→ Problem description
Extract the records below word for word and ignore the images.

═══ Provided records ═══

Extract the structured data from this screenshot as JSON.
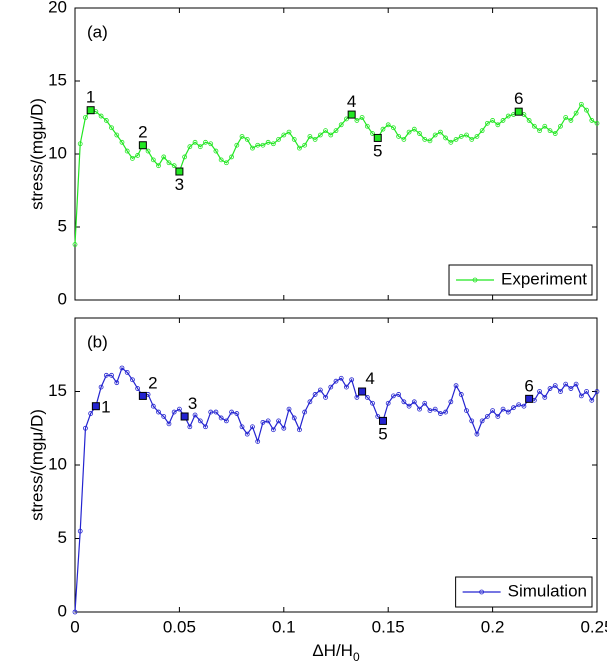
{
  "chart_data": [
    {
      "type": "line",
      "panel_label": "(a)",
      "ylabel": "stress/(mgμ/D)",
      "xlim": [
        0,
        0.25
      ],
      "xticks": [
        0,
        0.05,
        0.1,
        0.15,
        0.2,
        0.25
      ],
      "ylim": [
        0,
        20
      ],
      "yticks": [
        0,
        5,
        10,
        15,
        20
      ],
      "legend": "lower right",
      "x": [
        0,
        0.0025,
        0.005,
        0.0075,
        0.01,
        0.0125,
        0.015,
        0.0175,
        0.02,
        0.0225,
        0.025,
        0.0275,
        0.03,
        0.0325,
        0.035,
        0.0375,
        0.04,
        0.0425,
        0.045,
        0.0475,
        0.05,
        0.0525,
        0.055,
        0.0575,
        0.06,
        0.0625,
        0.065,
        0.0675,
        0.07,
        0.0725,
        0.075,
        0.0775,
        0.08,
        0.0825,
        0.085,
        0.0875,
        0.09,
        0.0925,
        0.095,
        0.0975,
        0.1,
        0.1025,
        0.105,
        0.1075,
        0.11,
        0.1125,
        0.115,
        0.1175,
        0.12,
        0.1225,
        0.125,
        0.1275,
        0.13,
        0.1325,
        0.135,
        0.1375,
        0.14,
        0.1425,
        0.145,
        0.1475,
        0.15,
        0.1525,
        0.155,
        0.1575,
        0.16,
        0.1625,
        0.165,
        0.1675,
        0.17,
        0.1725,
        0.175,
        0.1775,
        0.18,
        0.1825,
        0.185,
        0.1875,
        0.19,
        0.1925,
        0.195,
        0.1975,
        0.2,
        0.2025,
        0.205,
        0.2075,
        0.21,
        0.2125,
        0.215,
        0.2175,
        0.22,
        0.2225,
        0.225,
        0.2275,
        0.23,
        0.2325,
        0.235,
        0.2375,
        0.24,
        0.2425,
        0.245,
        0.2475,
        0.25
      ],
      "series": [
        {
          "name": "Experiment",
          "color": "#22e622",
          "values": [
            3.8,
            10.7,
            12.5,
            13.0,
            12.9,
            12.6,
            12.3,
            11.8,
            11.3,
            10.8,
            10.2,
            9.7,
            9.9,
            10.6,
            10.2,
            9.6,
            9.2,
            9.8,
            9.4,
            9.2,
            8.8,
            9.8,
            10.5,
            10.8,
            10.5,
            10.8,
            10.7,
            10.2,
            9.6,
            9.4,
            9.8,
            10.6,
            11.2,
            11.0,
            10.4,
            10.6,
            10.6,
            10.8,
            10.7,
            11.0,
            11.3,
            11.5,
            11.0,
            10.4,
            10.6,
            11.2,
            11.0,
            11.3,
            11.6,
            11.3,
            11.6,
            12.0,
            12.4,
            12.7,
            12.3,
            12.5,
            11.9,
            11.4,
            11.1,
            11.7,
            12.0,
            11.8,
            11.2,
            11.0,
            11.5,
            11.7,
            11.4,
            11.0,
            10.9,
            11.3,
            11.5,
            11.1,
            10.8,
            11.0,
            11.2,
            11.3,
            11.0,
            11.2,
            11.6,
            12.1,
            12.3,
            12.0,
            12.3,
            12.6,
            12.7,
            12.9,
            12.7,
            12.3,
            11.9,
            11.6,
            11.9,
            11.6,
            11.4,
            11.9,
            12.5,
            12.3,
            12.8,
            13.4,
            13.0,
            12.3,
            12.1
          ]
        }
      ],
      "annotations": [
        {
          "text": "1",
          "x": 0.0075,
          "y": 13.0
        },
        {
          "text": "2",
          "x": 0.0325,
          "y": 10.6
        },
        {
          "text": "3",
          "x": 0.05,
          "y": 8.8
        },
        {
          "text": "4",
          "x": 0.1325,
          "y": 12.7
        },
        {
          "text": "5",
          "x": 0.145,
          "y": 11.1
        },
        {
          "text": "6",
          "x": 0.2125,
          "y": 12.9
        }
      ]
    },
    {
      "type": "line",
      "panel_label": "(b)",
      "ylabel": "stress/(mgμ/D)",
      "xlabel": {
        "text": "ΔH/H",
        "subscript": "0"
      },
      "xlim": [
        0,
        0.25
      ],
      "xticks": [
        0,
        0.05,
        0.1,
        0.15,
        0.2,
        0.25
      ],
      "ylim": [
        0,
        20
      ],
      "yticks": [
        0,
        5,
        10,
        15
      ],
      "legend": "lower right",
      "x": [
        0,
        0.0025,
        0.005,
        0.0075,
        0.01,
        0.0125,
        0.015,
        0.0175,
        0.02,
        0.0225,
        0.025,
        0.0275,
        0.03,
        0.0325,
        0.035,
        0.0375,
        0.04,
        0.0425,
        0.045,
        0.0475,
        0.05,
        0.0525,
        0.055,
        0.0575,
        0.06,
        0.0625,
        0.065,
        0.0675,
        0.07,
        0.0725,
        0.075,
        0.0775,
        0.08,
        0.0825,
        0.085,
        0.0875,
        0.09,
        0.0925,
        0.095,
        0.0975,
        0.1,
        0.1025,
        0.105,
        0.1075,
        0.11,
        0.1125,
        0.115,
        0.1175,
        0.12,
        0.1225,
        0.125,
        0.1275,
        0.13,
        0.1325,
        0.135,
        0.1375,
        0.14,
        0.1425,
        0.145,
        0.1475,
        0.15,
        0.1525,
        0.155,
        0.1575,
        0.16,
        0.1625,
        0.165,
        0.1675,
        0.17,
        0.1725,
        0.175,
        0.1775,
        0.18,
        0.1825,
        0.185,
        0.1875,
        0.19,
        0.1925,
        0.195,
        0.1975,
        0.2,
        0.2025,
        0.205,
        0.2075,
        0.21,
        0.2125,
        0.215,
        0.2175,
        0.22,
        0.2225,
        0.225,
        0.2275,
        0.23,
        0.2325,
        0.235,
        0.2375,
        0.24,
        0.2425,
        0.245,
        0.2475,
        0.25
      ],
      "series": [
        {
          "name": "Simulation",
          "color": "#2424d0",
          "values": [
            0,
            5.5,
            12.5,
            13.5,
            14.0,
            15.3,
            16.1,
            16.1,
            15.6,
            16.6,
            16.3,
            15.8,
            15.2,
            14.7,
            14.8,
            14.0,
            13.6,
            13.3,
            12.8,
            13.6,
            13.8,
            13.3,
            12.6,
            13.4,
            13.0,
            12.6,
            13.6,
            13.6,
            13.2,
            13.0,
            13.6,
            13.5,
            12.6,
            12.1,
            12.6,
            11.6,
            12.9,
            13.0,
            12.4,
            13.0,
            12.5,
            13.8,
            13.2,
            12.4,
            13.6,
            14.3,
            14.8,
            15.1,
            14.6,
            15.3,
            15.7,
            15.9,
            15.3,
            15.8,
            14.6,
            15.0,
            14.6,
            14.2,
            13.3,
            13.0,
            14.2,
            14.7,
            14.8,
            14.3,
            14.0,
            14.3,
            13.8,
            14.2,
            13.7,
            13.8,
            13.5,
            13.6,
            14.3,
            15.4,
            14.8,
            13.7,
            13.0,
            12.1,
            13.0,
            13.3,
            13.7,
            13.3,
            13.8,
            13.6,
            13.9,
            14.1,
            14.0,
            14.5,
            14.4,
            15.0,
            14.6,
            15.2,
            15.4,
            15.0,
            15.5,
            15.2,
            15.5,
            14.7,
            15.0,
            14.4,
            15.0
          ]
        }
      ],
      "annotations": [
        {
          "text": "1",
          "x": 0.01,
          "y": 14.0
        },
        {
          "text": "2",
          "x": 0.0325,
          "y": 14.7
        },
        {
          "text": "3",
          "x": 0.0525,
          "y": 13.3
        },
        {
          "text": "4",
          "x": 0.1375,
          "y": 15.0
        },
        {
          "text": "5",
          "x": 0.1475,
          "y": 13.0
        },
        {
          "text": "6",
          "x": 0.2175,
          "y": 14.5
        }
      ]
    }
  ]
}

═══

→ Complete output
Extract the structured data from this screenshot as JSON.
{
  "chart_data": [
    {
      "type": "line",
      "panel_label": "(a)",
      "ylabel": "stress/(mgμ/D)",
      "xlim": [
        0,
        0.25
      ],
      "xticks": [
        0,
        0.05,
        0.1,
        0.15,
        0.2,
        0.25
      ],
      "ylim": [
        0,
        20
      ],
      "yticks": [
        0,
        5,
        10,
        15,
        20
      ],
      "legend": "lower right",
      "x": [
        0,
        0.0025,
        0.005,
        0.0075,
        0.01,
        0.0125,
        0.015,
        0.0175,
        0.02,
        0.0225,
        0.025,
        0.0275,
        0.03,
        0.0325,
        0.035,
        0.0375,
        0.04,
        0.0425,
        0.045,
        0.0475,
        0.05,
        0.0525,
        0.055,
        0.0575,
        0.06,
        0.0625,
        0.065,
        0.0675,
        0.07,
        0.0725,
        0.075,
        0.0775,
        0.08,
        0.0825,
        0.085,
        0.0875,
        0.09,
        0.0925,
        0.095,
        0.0975,
        0.1,
        0.1025,
        0.105,
        0.1075,
        0.11,
        0.1125,
        0.115,
        0.1175,
        0.12,
        0.1225,
        0.125,
        0.1275,
        0.13,
        0.1325,
        0.135,
        0.1375,
        0.14,
        0.1425,
        0.145,
        0.1475,
        0.15,
        0.1525,
        0.155,
        0.1575,
        0.16,
        0.1625,
        0.165,
        0.1675,
        0.17,
        0.1725,
        0.175,
        0.1775,
        0.18,
        0.1825,
        0.185,
        0.1875,
        0.19,
        0.1925,
        0.195,
        0.1975,
        0.2,
        0.2025,
        0.205,
        0.2075,
        0.21,
        0.2125,
        0.215,
        0.2175,
        0.22,
        0.2225,
        0.225,
        0.2275,
        0.23,
        0.2325,
        0.235,
        0.2375,
        0.24,
        0.2425,
        0.245,
        0.2475,
        0.25
      ],
      "series": [
        {
          "name": "Experiment",
          "color": "#22e622",
          "values": [
            3.8,
            10.7,
            12.5,
            13.0,
            12.9,
            12.6,
            12.3,
            11.8,
            11.3,
            10.8,
            10.2,
            9.7,
            9.9,
            10.6,
            10.2,
            9.6,
            9.2,
            9.8,
            9.4,
            9.2,
            8.8,
            9.8,
            10.5,
            10.8,
            10.5,
            10.8,
            10.7,
            10.2,
            9.6,
            9.4,
            9.8,
            10.6,
            11.2,
            11.0,
            10.4,
            10.6,
            10.6,
            10.8,
            10.7,
            11.0,
            11.3,
            11.5,
            11.0,
            10.4,
            10.6,
            11.2,
            11.0,
            11.3,
            11.6,
            11.3,
            11.6,
            12.0,
            12.4,
            12.7,
            12.3,
            12.5,
            11.9,
            11.4,
            11.1,
            11.7,
            12.0,
            11.8,
            11.2,
            11.0,
            11.5,
            11.7,
            11.4,
            11.0,
            10.9,
            11.3,
            11.5,
            11.1,
            10.8,
            11.0,
            11.2,
            11.3,
            11.0,
            11.2,
            11.6,
            12.1,
            12.3,
            12.0,
            12.3,
            12.6,
            12.7,
            12.9,
            12.7,
            12.3,
            11.9,
            11.6,
            11.9,
            11.6,
            11.4,
            11.9,
            12.5,
            12.3,
            12.8,
            13.4,
            13.0,
            12.3,
            12.1
          ]
        }
      ],
      "annotations": [
        {
          "text": "1",
          "x": 0.0075,
          "y": 13.0
        },
        {
          "text": "2",
          "x": 0.0325,
          "y": 10.6
        },
        {
          "text": "3",
          "x": 0.05,
          "y": 8.8
        },
        {
          "text": "4",
          "x": 0.1325,
          "y": 12.7
        },
        {
          "text": "5",
          "x": 0.145,
          "y": 11.1
        },
        {
          "text": "6",
          "x": 0.2125,
          "y": 12.9
        }
      ]
    },
    {
      "type": "line",
      "panel_label": "(b)",
      "ylabel": "stress/(mgμ/D)",
      "xlabel": {
        "text": "ΔH/H",
        "subscript": "0"
      },
      "xlim": [
        0,
        0.25
      ],
      "xticks": [
        0,
        0.05,
        0.1,
        0.15,
        0.2,
        0.25
      ],
      "ylim": [
        0,
        20
      ],
      "yticks": [
        0,
        5,
        10,
        15
      ],
      "legend": "lower right",
      "x": [
        0,
        0.0025,
        0.005,
        0.0075,
        0.01,
        0.0125,
        0.015,
        0.0175,
        0.02,
        0.0225,
        0.025,
        0.0275,
        0.03,
        0.0325,
        0.035,
        0.0375,
        0.04,
        0.0425,
        0.045,
        0.0475,
        0.05,
        0.0525,
        0.055,
        0.0575,
        0.06,
        0.0625,
        0.065,
        0.0675,
        0.07,
        0.0725,
        0.075,
        0.0775,
        0.08,
        0.0825,
        0.085,
        0.0875,
        0.09,
        0.0925,
        0.095,
        0.0975,
        0.1,
        0.1025,
        0.105,
        0.1075,
        0.11,
        0.1125,
        0.115,
        0.1175,
        0.12,
        0.1225,
        0.125,
        0.1275,
        0.13,
        0.1325,
        0.135,
        0.1375,
        0.14,
        0.1425,
        0.145,
        0.1475,
        0.15,
        0.1525,
        0.155,
        0.1575,
        0.16,
        0.1625,
        0.165,
        0.1675,
        0.17,
        0.1725,
        0.175,
        0.1775,
        0.18,
        0.1825,
        0.185,
        0.1875,
        0.19,
        0.1925,
        0.195,
        0.1975,
        0.2,
        0.2025,
        0.205,
        0.2075,
        0.21,
        0.2125,
        0.215,
        0.2175,
        0.22,
        0.2225,
        0.225,
        0.2275,
        0.23,
        0.2325,
        0.235,
        0.2375,
        0.24,
        0.2425,
        0.245,
        0.2475,
        0.25
      ],
      "series": [
        {
          "name": "Simulation",
          "color": "#2424d0",
          "values": [
            0,
            5.5,
            12.5,
            13.5,
            14.0,
            15.3,
            16.1,
            16.1,
            15.6,
            16.6,
            16.3,
            15.8,
            15.2,
            14.7,
            14.8,
            14.0,
            13.6,
            13.3,
            12.8,
            13.6,
            13.8,
            13.3,
            12.6,
            13.4,
            13.0,
            12.6,
            13.6,
            13.6,
            13.2,
            13.0,
            13.6,
            13.5,
            12.6,
            12.1,
            12.6,
            11.6,
            12.9,
            13.0,
            12.4,
            13.0,
            12.5,
            13.8,
            13.2,
            12.4,
            13.6,
            14.3,
            14.8,
            15.1,
            14.6,
            15.3,
            15.7,
            15.9,
            15.3,
            15.8,
            14.6,
            15.0,
            14.6,
            14.2,
            13.3,
            13.0,
            14.2,
            14.7,
            14.8,
            14.3,
            14.0,
            14.3,
            13.8,
            14.2,
            13.7,
            13.8,
            13.5,
            13.6,
            14.3,
            15.4,
            14.8,
            13.7,
            13.0,
            12.1,
            13.0,
            13.3,
            13.7,
            13.3,
            13.8,
            13.6,
            13.9,
            14.1,
            14.0,
            14.5,
            14.4,
            15.0,
            14.6,
            15.2,
            15.4,
            15.0,
            15.5,
            15.2,
            15.5,
            14.7,
            15.0,
            14.4,
            15.0
          ]
        }
      ],
      "annotations": [
        {
          "text": "1",
          "x": 0.01,
          "y": 14.0
        },
        {
          "text": "2",
          "x": 0.0325,
          "y": 14.7
        },
        {
          "text": "3",
          "x": 0.0525,
          "y": 13.3
        },
        {
          "text": "4",
          "x": 0.1375,
          "y": 15.0
        },
        {
          "text": "5",
          "x": 0.1475,
          "y": 13.0
        },
        {
          "text": "6",
          "x": 0.2175,
          "y": 14.5
        }
      ]
    }
  ]
}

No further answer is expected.